§ **Required task**: Please print the full listing exactly.

§ **Record extracts**:
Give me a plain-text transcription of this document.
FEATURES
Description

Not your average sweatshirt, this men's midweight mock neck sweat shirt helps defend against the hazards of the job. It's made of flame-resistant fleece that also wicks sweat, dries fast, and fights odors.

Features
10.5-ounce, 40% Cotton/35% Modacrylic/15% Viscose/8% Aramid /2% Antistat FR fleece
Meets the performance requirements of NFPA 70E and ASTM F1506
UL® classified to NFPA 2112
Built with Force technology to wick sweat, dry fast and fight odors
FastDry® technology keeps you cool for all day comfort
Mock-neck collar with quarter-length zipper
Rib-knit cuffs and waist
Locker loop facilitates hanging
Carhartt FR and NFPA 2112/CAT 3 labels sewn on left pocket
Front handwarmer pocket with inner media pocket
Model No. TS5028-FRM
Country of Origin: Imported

§ **Output for this task**:
Give me a plain-text transcription of this document.
FEATURES
Description

Not your average sweatshirt, this men's midweight mock neck sweat shirt helps defend against the hazards of the job. It's made of flame-resistant fleece that also wicks sweat, dries fast, and fights odors.

Features
10.5-ounce, 40% Cotton/35% Modacrylic/15% Viscose/8% Aramid /2% Antistat FR fleece
Meets the performance requirements of NFPA 70E and ASTM F1506
UL® classified to NFPA 2112
Built with Force technology to wick sweat, dry fast and fight odors
FastDry® technology keeps you cool for all day comfort
Mock-neck collar with quarter-length zipper
Rib-knit cuffs and waist
Locker loop facilitates hanging
Carhartt FR and NFPA 2112/CAT 3 labels sewn on left pocket
Front handwarmer pocket with inner media pocket
Model No. TS5028-FRM
Country of Origin: Imported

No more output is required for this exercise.